Exercise goal: Copy, from the entries below, each line where the word "направленных" can be found.

Supplied data:
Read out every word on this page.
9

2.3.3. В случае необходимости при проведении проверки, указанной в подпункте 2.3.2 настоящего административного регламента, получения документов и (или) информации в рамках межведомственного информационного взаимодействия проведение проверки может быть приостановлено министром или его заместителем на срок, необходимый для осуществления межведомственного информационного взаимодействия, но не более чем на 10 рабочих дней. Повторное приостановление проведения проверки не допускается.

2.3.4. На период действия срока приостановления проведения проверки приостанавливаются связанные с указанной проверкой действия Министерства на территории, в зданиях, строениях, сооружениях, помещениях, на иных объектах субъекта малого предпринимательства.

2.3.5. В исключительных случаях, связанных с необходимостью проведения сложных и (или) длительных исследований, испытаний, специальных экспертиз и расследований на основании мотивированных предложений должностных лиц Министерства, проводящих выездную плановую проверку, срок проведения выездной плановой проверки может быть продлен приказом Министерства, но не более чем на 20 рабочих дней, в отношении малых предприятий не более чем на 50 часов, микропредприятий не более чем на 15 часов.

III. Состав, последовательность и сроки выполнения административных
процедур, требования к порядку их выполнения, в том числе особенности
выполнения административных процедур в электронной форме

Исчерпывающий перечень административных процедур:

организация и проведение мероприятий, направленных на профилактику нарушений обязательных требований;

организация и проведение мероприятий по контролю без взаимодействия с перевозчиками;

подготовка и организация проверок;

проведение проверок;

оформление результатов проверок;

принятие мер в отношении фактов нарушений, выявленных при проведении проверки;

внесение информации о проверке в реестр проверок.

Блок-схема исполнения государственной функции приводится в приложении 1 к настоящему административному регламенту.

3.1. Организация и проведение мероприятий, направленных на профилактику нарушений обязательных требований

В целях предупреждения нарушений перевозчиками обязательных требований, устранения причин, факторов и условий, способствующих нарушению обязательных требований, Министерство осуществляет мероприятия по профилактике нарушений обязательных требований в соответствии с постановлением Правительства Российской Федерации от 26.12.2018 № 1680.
* * *
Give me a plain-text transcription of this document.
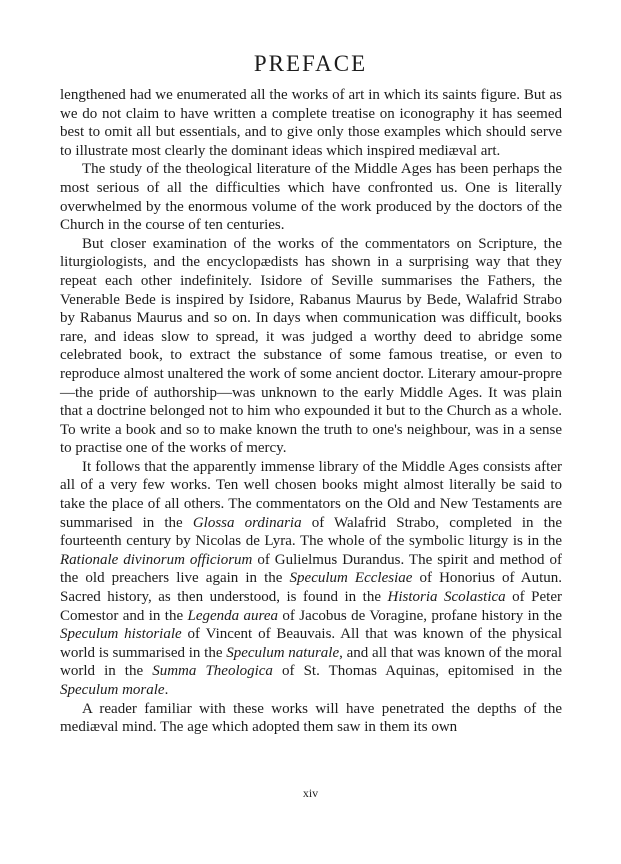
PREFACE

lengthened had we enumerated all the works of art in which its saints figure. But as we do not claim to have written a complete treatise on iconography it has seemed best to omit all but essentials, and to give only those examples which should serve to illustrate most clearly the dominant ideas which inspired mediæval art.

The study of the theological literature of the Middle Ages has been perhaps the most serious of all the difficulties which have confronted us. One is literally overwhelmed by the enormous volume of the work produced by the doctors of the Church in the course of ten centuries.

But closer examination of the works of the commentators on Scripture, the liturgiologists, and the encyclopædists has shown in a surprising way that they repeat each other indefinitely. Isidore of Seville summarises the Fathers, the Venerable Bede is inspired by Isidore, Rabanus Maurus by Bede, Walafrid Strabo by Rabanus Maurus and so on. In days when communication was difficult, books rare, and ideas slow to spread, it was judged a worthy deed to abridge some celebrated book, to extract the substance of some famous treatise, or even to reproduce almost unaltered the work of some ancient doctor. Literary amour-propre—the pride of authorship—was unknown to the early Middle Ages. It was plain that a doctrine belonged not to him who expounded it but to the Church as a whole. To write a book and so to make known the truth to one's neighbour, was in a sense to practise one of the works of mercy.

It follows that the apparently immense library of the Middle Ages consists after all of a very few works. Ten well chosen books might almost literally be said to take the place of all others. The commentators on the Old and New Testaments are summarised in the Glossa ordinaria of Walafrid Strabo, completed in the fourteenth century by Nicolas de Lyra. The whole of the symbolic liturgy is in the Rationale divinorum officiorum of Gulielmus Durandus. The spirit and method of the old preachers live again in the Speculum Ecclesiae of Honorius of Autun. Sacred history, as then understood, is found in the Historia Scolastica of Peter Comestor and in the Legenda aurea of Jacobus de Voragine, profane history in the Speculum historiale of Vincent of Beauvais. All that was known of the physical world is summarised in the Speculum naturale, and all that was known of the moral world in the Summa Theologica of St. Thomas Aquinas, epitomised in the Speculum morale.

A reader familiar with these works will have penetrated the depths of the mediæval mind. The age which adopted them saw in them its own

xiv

Worked solution:
организация и проведение мероприятий, направленных на профилактику нарушений обязательных требований;
3.1. Организация и проведение мероприятий, направленных на профилактику нарушений обязательных требований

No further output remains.